SHORT PROBLEM – Reproduce the records verbatim, from their first line through the line containing "- item-description: Протокол", with both of those lines included.

>> begin EXTRACTED MATERIAL

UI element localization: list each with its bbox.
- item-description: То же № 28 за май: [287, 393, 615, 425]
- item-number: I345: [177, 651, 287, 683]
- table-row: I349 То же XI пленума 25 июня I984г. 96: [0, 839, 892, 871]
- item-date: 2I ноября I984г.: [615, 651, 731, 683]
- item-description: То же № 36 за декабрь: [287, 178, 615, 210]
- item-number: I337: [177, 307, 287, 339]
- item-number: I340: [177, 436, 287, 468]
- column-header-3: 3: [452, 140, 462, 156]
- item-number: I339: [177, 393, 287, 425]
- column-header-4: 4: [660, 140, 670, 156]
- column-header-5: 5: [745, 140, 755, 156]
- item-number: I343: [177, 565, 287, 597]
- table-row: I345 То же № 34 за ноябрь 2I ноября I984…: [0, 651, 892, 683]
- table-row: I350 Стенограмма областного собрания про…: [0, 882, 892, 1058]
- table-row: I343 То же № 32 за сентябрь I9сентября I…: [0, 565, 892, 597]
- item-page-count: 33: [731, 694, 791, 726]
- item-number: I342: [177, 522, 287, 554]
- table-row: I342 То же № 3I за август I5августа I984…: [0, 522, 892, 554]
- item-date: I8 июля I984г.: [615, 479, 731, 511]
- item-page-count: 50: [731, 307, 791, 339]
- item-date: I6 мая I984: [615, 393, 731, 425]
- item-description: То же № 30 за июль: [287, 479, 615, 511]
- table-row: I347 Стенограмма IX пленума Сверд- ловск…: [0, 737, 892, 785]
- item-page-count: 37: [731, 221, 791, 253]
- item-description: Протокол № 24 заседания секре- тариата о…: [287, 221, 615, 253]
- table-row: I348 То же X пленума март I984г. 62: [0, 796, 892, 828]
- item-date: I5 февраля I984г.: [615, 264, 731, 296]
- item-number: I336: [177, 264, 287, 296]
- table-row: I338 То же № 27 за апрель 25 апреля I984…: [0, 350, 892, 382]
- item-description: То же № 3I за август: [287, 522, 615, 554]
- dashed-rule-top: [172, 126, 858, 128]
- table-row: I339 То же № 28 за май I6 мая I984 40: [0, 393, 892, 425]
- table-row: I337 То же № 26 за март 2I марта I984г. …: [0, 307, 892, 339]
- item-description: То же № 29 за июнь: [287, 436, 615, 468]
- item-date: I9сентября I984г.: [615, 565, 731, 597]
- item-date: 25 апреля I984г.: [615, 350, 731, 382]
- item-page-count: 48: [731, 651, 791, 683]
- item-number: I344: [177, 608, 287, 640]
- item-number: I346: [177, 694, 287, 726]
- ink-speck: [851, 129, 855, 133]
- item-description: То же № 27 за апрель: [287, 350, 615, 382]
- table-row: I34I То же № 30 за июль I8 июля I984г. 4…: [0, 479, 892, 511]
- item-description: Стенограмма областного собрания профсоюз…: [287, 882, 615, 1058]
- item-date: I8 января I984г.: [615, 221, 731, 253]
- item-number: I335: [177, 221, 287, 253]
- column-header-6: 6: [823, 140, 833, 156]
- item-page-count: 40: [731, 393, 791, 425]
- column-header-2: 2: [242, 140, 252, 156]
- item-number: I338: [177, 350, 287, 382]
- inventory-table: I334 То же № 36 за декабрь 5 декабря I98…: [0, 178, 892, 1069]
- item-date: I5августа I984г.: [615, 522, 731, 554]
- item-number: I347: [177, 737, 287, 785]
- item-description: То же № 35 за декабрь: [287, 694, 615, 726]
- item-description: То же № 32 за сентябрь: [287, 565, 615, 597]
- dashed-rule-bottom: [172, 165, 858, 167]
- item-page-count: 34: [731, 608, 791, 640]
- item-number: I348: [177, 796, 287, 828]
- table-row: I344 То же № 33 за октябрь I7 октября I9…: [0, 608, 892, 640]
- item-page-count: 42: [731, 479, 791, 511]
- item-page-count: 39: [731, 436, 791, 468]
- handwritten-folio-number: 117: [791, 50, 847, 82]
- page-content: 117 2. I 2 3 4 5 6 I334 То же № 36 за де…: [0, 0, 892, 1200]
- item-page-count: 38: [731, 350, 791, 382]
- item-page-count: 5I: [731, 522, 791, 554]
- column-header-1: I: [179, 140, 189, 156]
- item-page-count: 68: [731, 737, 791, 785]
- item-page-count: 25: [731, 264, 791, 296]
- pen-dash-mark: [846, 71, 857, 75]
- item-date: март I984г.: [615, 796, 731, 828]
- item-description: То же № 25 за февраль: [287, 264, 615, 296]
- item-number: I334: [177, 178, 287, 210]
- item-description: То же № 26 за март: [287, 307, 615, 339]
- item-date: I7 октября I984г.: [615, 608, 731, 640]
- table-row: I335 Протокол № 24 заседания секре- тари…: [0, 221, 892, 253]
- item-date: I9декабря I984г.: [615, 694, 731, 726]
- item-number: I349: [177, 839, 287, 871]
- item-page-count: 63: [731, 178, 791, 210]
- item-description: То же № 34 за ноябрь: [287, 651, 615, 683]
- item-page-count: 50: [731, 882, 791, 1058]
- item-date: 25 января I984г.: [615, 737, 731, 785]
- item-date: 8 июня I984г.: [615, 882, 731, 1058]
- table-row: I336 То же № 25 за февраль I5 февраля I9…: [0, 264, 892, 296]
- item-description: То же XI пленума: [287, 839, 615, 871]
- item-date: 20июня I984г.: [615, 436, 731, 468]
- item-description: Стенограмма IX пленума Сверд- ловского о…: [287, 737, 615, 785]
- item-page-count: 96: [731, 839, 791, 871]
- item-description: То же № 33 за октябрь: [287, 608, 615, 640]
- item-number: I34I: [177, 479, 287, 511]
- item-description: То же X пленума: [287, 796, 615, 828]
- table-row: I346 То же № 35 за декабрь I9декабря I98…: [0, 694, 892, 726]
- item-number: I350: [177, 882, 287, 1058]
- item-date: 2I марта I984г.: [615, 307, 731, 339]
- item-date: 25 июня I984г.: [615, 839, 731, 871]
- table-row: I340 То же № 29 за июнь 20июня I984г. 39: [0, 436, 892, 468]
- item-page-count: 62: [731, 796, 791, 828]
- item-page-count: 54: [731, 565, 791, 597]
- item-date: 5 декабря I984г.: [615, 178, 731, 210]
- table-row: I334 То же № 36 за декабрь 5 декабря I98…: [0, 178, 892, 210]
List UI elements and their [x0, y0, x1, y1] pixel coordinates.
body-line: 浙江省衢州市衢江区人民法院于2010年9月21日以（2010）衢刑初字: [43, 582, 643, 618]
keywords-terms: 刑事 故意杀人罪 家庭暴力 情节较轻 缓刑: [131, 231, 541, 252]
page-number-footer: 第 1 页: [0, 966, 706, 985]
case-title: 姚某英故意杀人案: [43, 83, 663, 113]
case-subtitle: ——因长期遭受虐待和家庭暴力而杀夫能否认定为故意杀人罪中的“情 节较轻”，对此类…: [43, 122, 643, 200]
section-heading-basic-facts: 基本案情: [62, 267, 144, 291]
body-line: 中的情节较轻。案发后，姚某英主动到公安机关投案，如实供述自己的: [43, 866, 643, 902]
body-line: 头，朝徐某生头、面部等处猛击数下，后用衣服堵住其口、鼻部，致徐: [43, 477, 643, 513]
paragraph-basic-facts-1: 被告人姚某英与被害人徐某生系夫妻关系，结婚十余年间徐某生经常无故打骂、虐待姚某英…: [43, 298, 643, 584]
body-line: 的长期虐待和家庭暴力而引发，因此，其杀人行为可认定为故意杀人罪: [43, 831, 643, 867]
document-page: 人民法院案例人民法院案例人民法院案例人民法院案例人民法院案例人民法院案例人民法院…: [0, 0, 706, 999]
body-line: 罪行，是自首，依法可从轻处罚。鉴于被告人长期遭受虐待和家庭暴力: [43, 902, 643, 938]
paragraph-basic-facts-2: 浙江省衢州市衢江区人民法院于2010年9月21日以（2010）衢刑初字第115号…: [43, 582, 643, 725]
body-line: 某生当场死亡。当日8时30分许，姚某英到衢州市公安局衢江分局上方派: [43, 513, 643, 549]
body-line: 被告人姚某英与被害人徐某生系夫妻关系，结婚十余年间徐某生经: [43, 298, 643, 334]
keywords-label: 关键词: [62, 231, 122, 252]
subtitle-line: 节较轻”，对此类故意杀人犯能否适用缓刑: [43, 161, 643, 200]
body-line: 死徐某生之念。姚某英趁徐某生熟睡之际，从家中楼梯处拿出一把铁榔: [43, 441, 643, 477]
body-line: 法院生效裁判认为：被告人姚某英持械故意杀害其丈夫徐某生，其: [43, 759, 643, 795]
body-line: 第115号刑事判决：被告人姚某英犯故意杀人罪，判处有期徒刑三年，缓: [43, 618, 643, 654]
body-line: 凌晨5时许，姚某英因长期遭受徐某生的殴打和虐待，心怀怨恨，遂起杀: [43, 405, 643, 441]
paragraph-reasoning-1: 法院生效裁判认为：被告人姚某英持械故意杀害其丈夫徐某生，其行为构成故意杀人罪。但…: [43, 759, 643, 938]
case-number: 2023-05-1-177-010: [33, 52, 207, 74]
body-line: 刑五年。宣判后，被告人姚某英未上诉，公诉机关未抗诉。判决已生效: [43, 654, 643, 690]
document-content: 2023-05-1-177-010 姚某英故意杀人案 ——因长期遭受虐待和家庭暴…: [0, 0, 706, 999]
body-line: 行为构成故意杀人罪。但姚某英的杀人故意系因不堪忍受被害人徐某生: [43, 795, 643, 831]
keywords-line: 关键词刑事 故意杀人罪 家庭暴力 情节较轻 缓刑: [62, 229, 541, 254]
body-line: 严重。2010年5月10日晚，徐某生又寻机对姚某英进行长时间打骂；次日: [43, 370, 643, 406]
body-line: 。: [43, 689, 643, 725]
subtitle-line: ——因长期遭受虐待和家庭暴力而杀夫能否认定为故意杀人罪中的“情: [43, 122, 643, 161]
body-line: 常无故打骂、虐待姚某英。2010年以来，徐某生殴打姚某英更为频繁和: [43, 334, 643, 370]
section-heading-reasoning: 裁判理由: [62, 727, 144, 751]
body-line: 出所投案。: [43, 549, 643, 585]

>> end EXTRACTED MATERIAL

SOLUTION TO THE EXERCISE –
UI element localization: list each with its bbox.
- item-description: То же № 28 за май: [287, 393, 615, 425]
- item-number: I345: [177, 651, 287, 683]
- table-row: I349 То же XI пленума 25 июня I984г. 96: [0, 839, 892, 871]
- item-date: 2I ноября I984г.: [615, 651, 731, 683]
- item-description: То же № 36 за декабрь: [287, 178, 615, 210]
- item-number: I337: [177, 307, 287, 339]
- item-number: I340: [177, 436, 287, 468]
- column-header-3: 3: [452, 140, 462, 156]
- item-number: I339: [177, 393, 287, 425]
- column-header-4: 4: [660, 140, 670, 156]
- column-header-5: 5: [745, 140, 755, 156]
- item-number: I343: [177, 565, 287, 597]
- table-row: I345 То же № 34 за ноябрь 2I ноября I984…: [0, 651, 892, 683]
- table-row: I350 Стенограмма областного собрания про…: [0, 882, 892, 1058]
- table-row: I343 То же № 32 за сентябрь I9сентября I…: [0, 565, 892, 597]
- item-page-count: 33: [731, 694, 791, 726]
- item-number: I342: [177, 522, 287, 554]
- table-row: I342 То же № 3I за август I5августа I984…: [0, 522, 892, 554]
- item-date: I8 июля I984г.: [615, 479, 731, 511]
- item-page-count: 50: [731, 307, 791, 339]
- item-date: I6 мая I984: [615, 393, 731, 425]
- item-description: То же № 30 за июль: [287, 479, 615, 511]
- table-row: I347 Стенограмма IX пленума Сверд- ловск…: [0, 737, 892, 785]
- item-page-count: 37: [731, 221, 791, 253]
- item-description: Протокол № 24 заседания секре- тариата о…: [287, 221, 615, 253]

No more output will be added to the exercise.